>> BEGIN

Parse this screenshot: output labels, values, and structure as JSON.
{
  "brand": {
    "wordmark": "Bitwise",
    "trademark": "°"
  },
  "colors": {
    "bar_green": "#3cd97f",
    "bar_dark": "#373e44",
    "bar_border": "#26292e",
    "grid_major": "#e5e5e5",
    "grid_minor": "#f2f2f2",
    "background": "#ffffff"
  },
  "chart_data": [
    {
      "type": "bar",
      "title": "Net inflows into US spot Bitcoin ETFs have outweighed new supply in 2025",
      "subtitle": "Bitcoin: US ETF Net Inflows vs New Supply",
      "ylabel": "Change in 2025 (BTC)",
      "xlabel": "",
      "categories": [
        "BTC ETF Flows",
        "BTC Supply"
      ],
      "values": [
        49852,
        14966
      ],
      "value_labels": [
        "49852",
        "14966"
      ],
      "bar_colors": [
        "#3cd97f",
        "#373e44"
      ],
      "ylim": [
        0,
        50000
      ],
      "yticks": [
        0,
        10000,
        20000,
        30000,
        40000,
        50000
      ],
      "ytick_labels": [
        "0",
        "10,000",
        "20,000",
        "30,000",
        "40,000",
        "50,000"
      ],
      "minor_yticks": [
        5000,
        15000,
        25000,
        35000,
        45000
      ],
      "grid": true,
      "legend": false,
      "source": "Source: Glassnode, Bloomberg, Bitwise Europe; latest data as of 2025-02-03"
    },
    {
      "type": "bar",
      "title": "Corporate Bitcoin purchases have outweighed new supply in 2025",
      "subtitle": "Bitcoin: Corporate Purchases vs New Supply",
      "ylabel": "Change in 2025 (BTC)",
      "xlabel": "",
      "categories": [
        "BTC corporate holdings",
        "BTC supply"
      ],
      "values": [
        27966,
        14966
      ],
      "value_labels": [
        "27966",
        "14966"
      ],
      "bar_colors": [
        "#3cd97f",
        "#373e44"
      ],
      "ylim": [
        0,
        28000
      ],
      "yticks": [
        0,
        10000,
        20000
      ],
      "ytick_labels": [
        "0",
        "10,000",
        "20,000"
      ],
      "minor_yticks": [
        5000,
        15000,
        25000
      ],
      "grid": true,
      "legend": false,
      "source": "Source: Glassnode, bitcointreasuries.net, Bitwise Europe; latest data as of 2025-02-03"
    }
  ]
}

>> END

- [Written instruction] Please reproduce each line exactly as written.

- [Complete answer]
Parse this screenshot: output labels, values, and structure as JSON.
{
  "brand": {
    "wordmark": "Bitwise",
    "trademark": "°"
  },
  "colors": {
    "bar_green": "#3cd97f",
    "bar_dark": "#373e44",
    "bar_border": "#26292e",
    "grid_major": "#e5e5e5",
    "grid_minor": "#f2f2f2",
    "background": "#ffffff"
  },
  "chart_data": [
    {
      "type": "bar",
      "title": "Net inflows into US spot Bitcoin ETFs have outweighed new supply in 2025",
      "subtitle": "Bitcoin: US ETF Net Inflows vs New Supply",
      "ylabel": "Change in 2025 (BTC)",
      "xlabel": "",
      "categories": [
        "BTC ETF Flows",
        "BTC Supply"
      ],
      "values": [
        49852,
        14966
      ],
      "value_labels": [
        "49852",
        "14966"
      ],
      "bar_colors": [
        "#3cd97f",
        "#373e44"
      ],
      "ylim": [
        0,
        50000
      ],
      "yticks": [
        0,
        10000,
        20000,
        30000,
        40000,
        50000
      ],
      "ytick_labels": [
        "0",
        "10,000",
        "20,000",
        "30,000",
        "40,000",
        "50,000"
      ],
      "minor_yticks": [
        5000,
        15000,
        25000,
        35000,
        45000
      ],
      "grid": true,
      "legend": false,
      "source": "Source: Glassnode, Bloomberg, Bitwise Europe; latest data as of 2025-02-03"
    },
    {
      "type": "bar",
      "title": "Corporate Bitcoin purchases have outweighed new supply in 2025",
      "subtitle": "Bitcoin: Corporate Purchases vs New Supply",
      "ylabel": "Change in 2025 (BTC)",
      "xlabel": "",
      "categories": [
        "BTC corporate holdings",
        "BTC supply"
      ],
      "values": [
        27966,
        14966
      ],
      "value_labels": [
        "27966",
        "14966"
      ],
      "bar_colors": [
        "#3cd97f",
        "#373e44"
      ],
      "ylim": [
        0,
        28000
      ],
      "yticks": [
        0,
        10000,
        20000
      ],
      "ytick_labels": [
        "0",
        "10,000",
        "20,000"
      ],
      "minor_yticks": [
        5000,
        15000,
        25000
      ],
      "grid": true,
      "legend": false,
      "source": "Source: Glassnode, bitcointreasuries.net, Bitwise Europe; latest data as of 2025-02-03"
    }
  ]
}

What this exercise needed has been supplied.